begin SELECTION

Relationship Banking vs Parallel Banking
The distinct bloodline of mF in India can be traced to this genre that is indigenously developed and called ‘Relationship Banking’ as opposed to the Grameen model of ‘Parallel Banking’ [Chavan and Ramkumar 2002]. The ground truth for SHG financing on a sustainable basis in India is that bank-linkage is the bottom line with exceptions proving the rule. Inherent to this success story but understated is the fact that NGOs have played a major role in effecting SHG-bank linkages. Relationship banking is the result of NGO-bank interface to leverage funds for SHGs. NGOs have achieved significant success as promoters (helping and enabling SHGs to access bank credit) and not as providers (direct purveyors of credit). This writer would juxtapose the SBP study’s evidence against NGOs in mF with their success as facilitators in India to make a case for NGOs as social scientists or change agents rather than financial intermediaries. The latter role is arguably the banker’s domain. Moreover, there are compelling institutional and regulatory factors which counsel against any such misadventures.
First and foremost there are legal constraints to NGOs acting as mFIs as noted by the Task Force: “Many NGO-mFIs are mobilising savings from their clients/ borrowers with the sole objective of inculcating a habit of thrift and savings among the poor and for enabling the use of such resources for acquisition of assets or linkage with credit from mFIs or banks. In the context of the amended Section 45 S of the RBI Act, the appropriateness of NGO-mFIs in mobilising savings is questioned. Although NGO-mFIs provide very useful financial services to the poor, including the opportunity to keep their very small savings safe, almost at their own doorsteps, they cannot convert themselves into other modes of constitution like NBFCs, banks or cooperatives due to various intrinsic constraints. Hence, NGO-mFIs may have to be given a special dispensation in regard to Section 45 S of the RBI Act. Accordingly, it is recommended that they be allowed to mobilise savings only from their poor clientele as part of the financial services provided to them and the same may not be treated as violation of Section 45 S of the RBI Act.”

end SELECTION
begin DATASET

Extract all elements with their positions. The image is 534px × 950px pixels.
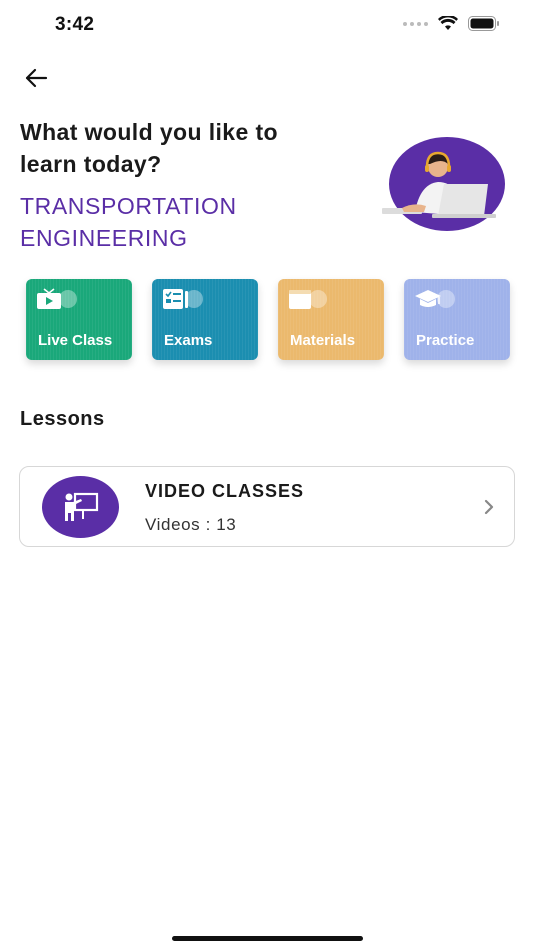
cellular-signal-icon bbox=[403, 21, 428, 26]
lessons-heading: Lessons bbox=[20, 408, 105, 430]
arrow-left-icon bbox=[25, 68, 48, 88]
battery-icon bbox=[468, 16, 499, 31]
tile-label: Practice bbox=[416, 332, 475, 349]
teacher-board-icon bbox=[64, 492, 98, 521]
page-title: What would you like to learn today? bbox=[20, 119, 278, 177]
tv-play-icon bbox=[37, 288, 77, 309]
lesson-avatar bbox=[42, 476, 119, 538]
wifi-icon bbox=[438, 16, 458, 30]
student-laptop-illustration bbox=[382, 137, 505, 231]
tile-materials[interactable]: Materials bbox=[278, 279, 384, 360]
lesson-video-count: Videos : 13 bbox=[145, 515, 237, 534]
subject-name: TRANSPORTATION ENGINEERING bbox=[20, 193, 237, 251]
category-tiles: Live Class Exams Materials Practice bbox=[26, 279, 510, 360]
tile-label: Materials bbox=[290, 332, 356, 349]
status-time: 3:42 bbox=[55, 14, 95, 35]
lesson-title: VIDEO CLASSES bbox=[145, 481, 305, 501]
back-button[interactable] bbox=[22, 64, 50, 92]
tile-practice[interactable]: Practice bbox=[404, 279, 510, 360]
status-bar: 3:42 bbox=[0, 0, 534, 50]
tile-label: Exams bbox=[164, 332, 213, 349]
tile-exams[interactable]: Exams bbox=[152, 279, 258, 360]
lesson-item-video-classes[interactable]: VIDEO CLASSES Videos : 13 bbox=[19, 466, 515, 547]
book-icon bbox=[289, 290, 327, 309]
chevron-right-icon bbox=[484, 499, 494, 515]
graduation-cap-icon bbox=[415, 290, 455, 308]
exam-sheet-icon bbox=[163, 289, 203, 309]
tile-label: Live Class bbox=[38, 332, 113, 349]
home-indicator[interactable] bbox=[172, 936, 363, 941]
status-icons bbox=[403, 16, 500, 31]
tile-live-class[interactable]: Live Class bbox=[26, 279, 132, 360]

end DATASET

**WHAT YOU WILL DO**
Continue the text on relationship banking versus parallel banking from where it stops.

**OUTPUT FOR THIS EXERCISE**
The ‘intrinsic constraints’ noted above are not difficult to guess. Moreover, some NGOs that are mobilising savings purely may also face other risks. The problem for NGOs in dealing with savings is that from a risk-bearing standpoint, savings mobilisation and microcredit are not the same. That is why the law treats them differently. From the client’s point of view, the risks of saving with an NGO are masked by their growing confidence as NGOs show that they are here to stay. But NGOs are not in most cases operating in regulatory environments that permit them to mobilise deposits; they do not benefit from deposit insurance nor can their operations be controlled by bank supervision agencies. And when covariant risk is high, as it is when group members are all from the same sector and necessarily from the same community or locality, the tenuousness of the NGO position is even more dangerous to the saver. Besides propriety and prudence, savings custodianship necessitates statutory provisioning and creation of reserves to cover liquidity and other risks.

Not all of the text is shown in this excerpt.